Instructions for the task.
Quote, character for character, the lines beginning with the line that contains "requirement-text: Правила разметки" and ending with the line that contains "requirement-text: Технология критических", including both of those lines.

Records supplied.
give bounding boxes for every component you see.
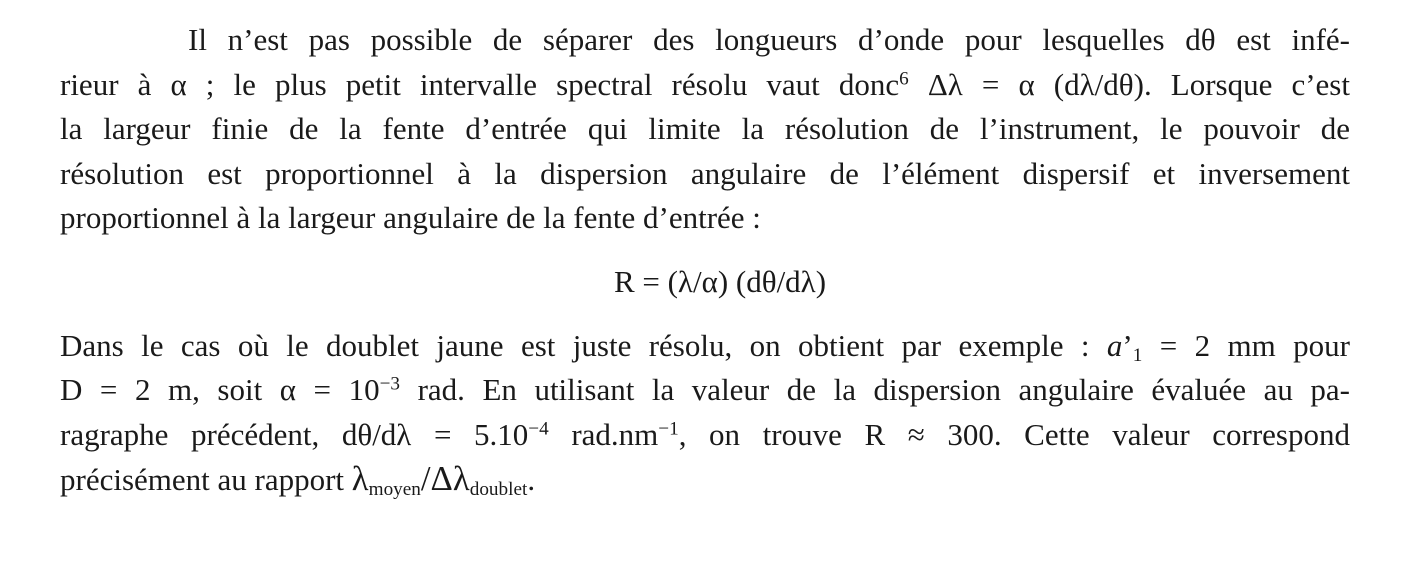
text-line: la largeur finie de la fente d’entrée qui limite la résolution de l’instrument, le pouvoir de	[60, 111, 1350, 146]
text-line: proportionnel à la largeur angulaire de la fente d’entrée :	[60, 200, 761, 235]
paragraph-resolution-limit	[60, 18, 1350, 241]
equation-resolving-power: R = (λ/α) (dθ/dλ)	[613, 263, 827, 299]
text-line: Dans le cas où le doublet jaune est juste résolu, on obtient par exemple : $a’_1 = 2$ mm pour	[60, 327, 1350, 366]
text-line: rieur à α ; le plus petit intervalle spectral résolu vaut donc$^6$ Δλ = α (dλ/dθ). Lorsque c’est	[60, 66, 1350, 102]
text-line: ragraphe précédent, $d\theta/d\lambda = 5.10^{-4}$ $rad.nm^{-1}$, on trouve R ≈ 300. Cette valeur correspond	[60, 416, 1350, 452]
text-line: précisément au rapport $\lambda_{moyen}/\Delta\lambda_{doublet}$.	[60, 459, 536, 500]
text-line: résolution est proportionnel à la dispersion angulaire de l’élément dispersif et inversement	[60, 155, 1350, 191]
text-line: Il n’est pas possible de séparer des longueurs d’onde pour lesquelles dθ est infé-	[188, 22, 1350, 57]
text-line: D = 2 m, soit $\alpha = 10^{-3}$ rad. En utilisant la valeur de la dispersion angulaire évaluée au pa-	[60, 372, 1350, 407]
document-page	[60, 18, 1350, 503]
paragraph-yellow-doublet-example	[60, 324, 1350, 503]
footnote-ref: 6	[899, 67, 909, 89]
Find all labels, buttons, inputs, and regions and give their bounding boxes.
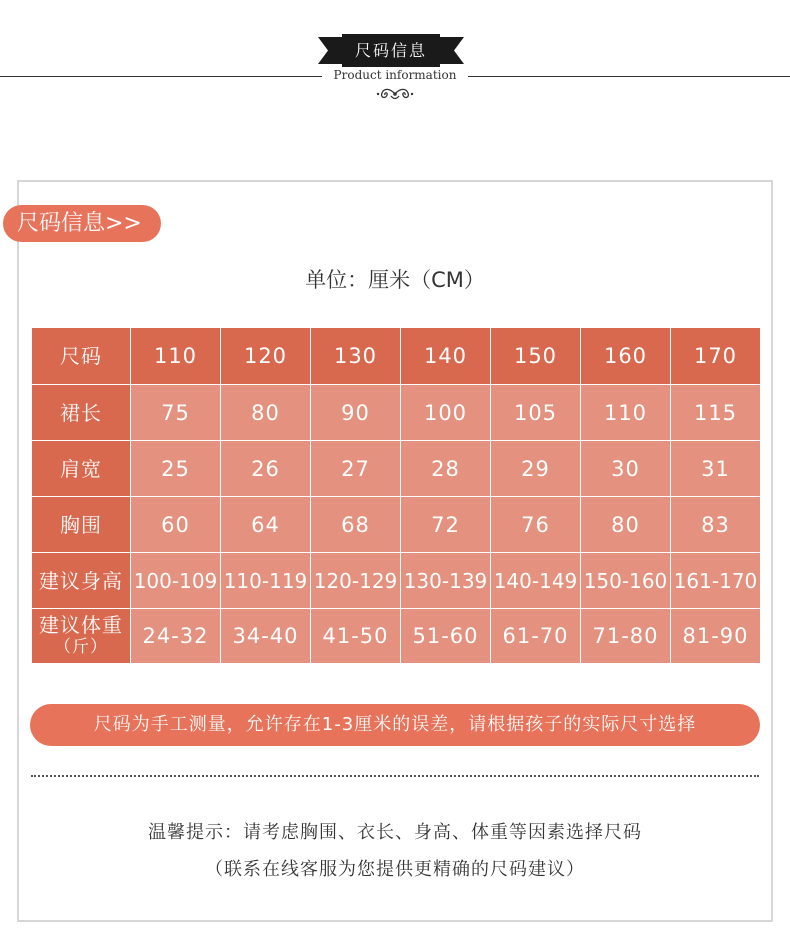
dotted-divider: [31, 775, 759, 777]
table-cell: 30: [581, 441, 671, 497]
table-cell: 80: [221, 385, 311, 441]
table-cell: 34-40: [221, 609, 311, 664]
unit-label: 单位：厘米（CM）: [305, 268, 485, 292]
table-cell: 68: [311, 497, 401, 553]
table-cell: 110-119: [221, 553, 311, 609]
table-cell: 161-170: [671, 553, 761, 609]
table-cell: 64: [221, 497, 311, 553]
table-cell: 75: [131, 385, 221, 441]
table-cell: 24-32: [131, 609, 221, 664]
table-cell: 25: [131, 441, 221, 497]
table-row-weight: [32, 609, 761, 664]
table-row-skirt-length: [32, 385, 761, 441]
table-cell: 51-60: [401, 609, 491, 664]
table-cell: 83: [671, 497, 761, 553]
flourish-ornament-icon: [375, 86, 415, 102]
table-cell: 29: [491, 441, 581, 497]
table-cell: 110: [131, 328, 221, 385]
row-label: 建议身高: [32, 553, 131, 609]
table-cell: 72: [401, 497, 491, 553]
row-label: 尺码: [32, 328, 131, 385]
table-cell: 41-50: [311, 609, 401, 664]
table-cell: 140: [401, 328, 491, 385]
header-ribbon: [318, 34, 464, 67]
table-cell: 80: [581, 497, 671, 553]
table-cell: 31: [671, 441, 761, 497]
table-cell: 61-70: [491, 609, 581, 664]
table-cell: 105: [491, 385, 581, 441]
table-cell: 27: [311, 441, 401, 497]
row-label-unit: （斤）: [54, 637, 108, 657]
table-row-chest: [32, 497, 761, 553]
row-label: 裙长: [32, 385, 131, 441]
row-label: 肩宽: [32, 441, 131, 497]
table-cell: 160: [581, 328, 671, 385]
table-row-size: [32, 328, 761, 385]
header-rule-right: [468, 76, 790, 77]
table-cell: 90: [311, 385, 401, 441]
table-row-shoulder: [32, 441, 761, 497]
tip-line-1: 温馨提示：请考虑胸围、衣长、身高、体重等因素选择尺码: [148, 822, 642, 843]
table-cell: 100-109: [131, 553, 221, 609]
tip-line-2: （联系在线客服为您提供更精确的尺码建议）: [205, 859, 585, 880]
row-label: 胸围: [32, 497, 131, 553]
row-label-main: 建议体重: [39, 613, 123, 637]
table-row-height: [32, 553, 761, 609]
measurement-note: 尺码为手工测量，允许存在1-3厘米的误差，请根据孩子的实际尺寸选择: [30, 704, 760, 746]
table-cell: 71-80: [581, 609, 671, 664]
table-cell: 140-149: [491, 553, 581, 609]
table-cell: 115: [671, 385, 761, 441]
table-cell: 120: [221, 328, 311, 385]
table-cell: 110: [581, 385, 671, 441]
table-cell: 120-129: [311, 553, 401, 609]
table-cell: 130: [311, 328, 401, 385]
table-cell: 170: [671, 328, 761, 385]
table-cell: 150: [491, 328, 581, 385]
table-cell: 130-139: [401, 553, 491, 609]
table-cell: 26: [221, 441, 311, 497]
table-cell: 81-90: [671, 609, 761, 664]
header-title: 尺码信息: [354, 41, 427, 60]
table-cell: 76: [491, 497, 581, 553]
header-subtitle: Product information: [333, 68, 457, 82]
table-cell: 100: [401, 385, 491, 441]
section-tag: 尺码信息>>: [3, 205, 161, 242]
header-rule-left: [0, 76, 322, 77]
table-cell: 28: [401, 441, 491, 497]
table-cell: 150-160: [581, 553, 671, 609]
table-cell: 60: [131, 497, 221, 553]
row-label: [32, 609, 131, 664]
size-table: [32, 328, 761, 664]
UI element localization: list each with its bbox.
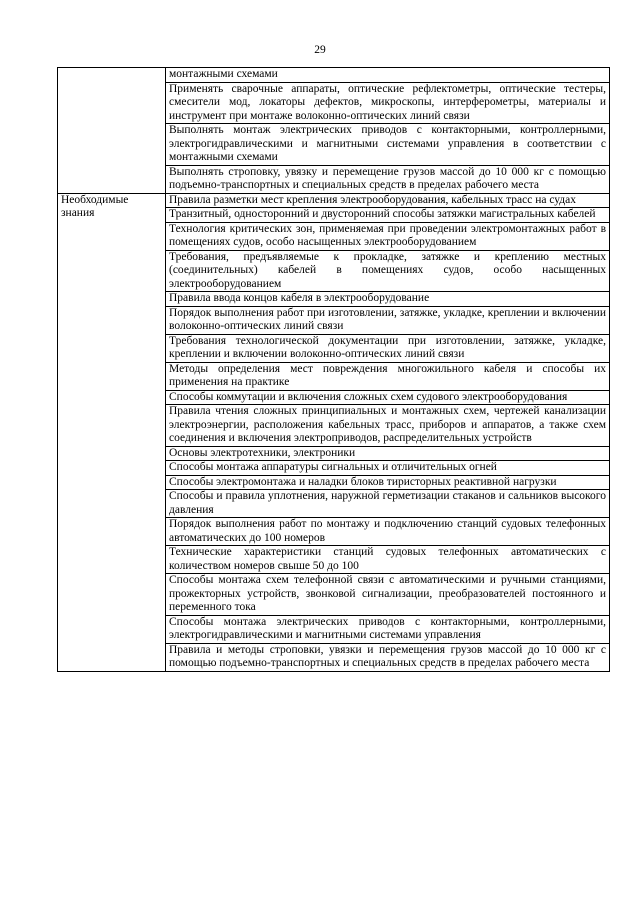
requirement-text: Правила разметки мест крепления электрооборудования, кабельных трасс на судах [166,193,610,208]
requirement-text: Способы электромонтажа и наладки блоков тиристорных реактивной нагрузки [166,475,610,490]
section-label-empty [58,68,166,194]
requirement-text: монтажными схемами [166,68,610,83]
requirement-text: Технология критических зон, применяемая при проведении электромонтажных работ в помещениях судов, особо насыщенных электрооборудованием [166,222,610,250]
requirement-text: Способы монтажа электрических приводов с контакторными, контроллерными, электрогидравлическими и магнитными системами управления [166,615,610,643]
requirement-text: Способы монтажа аппаратуры сигнальных и отличительных огней [166,461,610,476]
requirement-text: Основы электротехники, электроники [166,446,610,461]
requirement-text: Требования, предъявляемые к прокладке, затяжке и креплению местных (соединительных) кабелей в помещениях судов, особо насыщенных электрооборудованием [166,250,610,292]
requirement-text: Правила и методы строповки, увязки и перемещения грузов массой до 10 000 кг с помощью подъемно-транспортных и специальных средств в пределах рабочего места [166,643,610,671]
requirement-text: Способы коммутации и включения сложных схем судового электрооборудования [166,390,610,405]
section-label: Необходимые знания [58,193,166,671]
requirement-text: Порядок выполнения работ при изготовлении, затяжке, укладке, креплении и включении волоконно-оптических линий связи [166,306,610,334]
requirement-text: Способы монтажа схем телефонной связи с автоматическими и ручными станциями, прожекторных устройств, звонковой сигнализации, преобразователей постоянного и переменного тока [166,574,610,616]
requirements-table-body [58,68,610,672]
requirement-text: Правила ввода концов кабеля в электрооборудование [166,292,610,307]
requirement-text: Выполнять монтаж электрических приводов с контакторными, контроллерными, электрогидравлическими и магнитными системами управления в соответствии с монтажными схемами [166,124,610,166]
requirement-text: Методы определения мест повреждения многожильного кабеля и способы их применения на практике [166,362,610,390]
requirement-text: Транзитный, односторонний и двусторонний способы затяжки магистральных кабелей [166,208,610,223]
requirements-table [57,67,610,672]
page-number: 29 [314,44,326,56]
requirement-text: Требования технологической документации при изготовлении, затяжке, укладке, креплении и включении волоконно-оптических линий связи [166,334,610,362]
requirement-text: Технические характеристики станций судовых телефонных автоматических с количеством номеров свыше 50 до 100 [166,546,610,574]
requirement-text: Выполнять строповку, увязку и перемещение грузов массой до 10 000 кг с помощью подъемно-транспортных и специальных средств в пределах рабочего места [166,165,610,193]
requirement-text: Порядок выполнения работ по монтажу и подключению станций судовых телефонных автоматических до 100 номеров [166,518,610,546]
table-row [58,193,610,208]
requirement-text: Правила чтения сложных принципиальных и монтажных схем, чертежей канализации электроэнергии, расположения кабельных трасс, приборов и аппаратов, а также схем соединения и включения электроприводов, распределительных устройств [166,405,610,447]
table-row [58,68,610,83]
requirement-text: Применять сварочные аппараты, оптические рефлектометры, оптические тестеры, смесители мод, локаторы дефектов, микроскопы, интерферометры, материалы и инструмент при монтаже волоконно-оптических линий связи [166,82,610,124]
requirement-text: Способы и правила уплотнения, наружной герметизации стаканов и сальников высокого давления [166,490,610,518]
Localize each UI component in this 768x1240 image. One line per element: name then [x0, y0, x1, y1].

Solution for this task.
requirement-text: Правила разметки мест крепления электрооборудования, кабельных трасс на судах [166,193,610,208]
requirement-text: Способы электромонтажа и наладки блоков тиристорных реактивной нагрузки [166,475,610,490]
section-label-empty [58,68,166,194]
requirement-text: монтажными схемами [166,68,610,83]
requirement-text: Технология критических зон, применяемая при проведении электромонтажных работ в помещениях судов, особо насыщенных электрооборудованием [166,222,610,250]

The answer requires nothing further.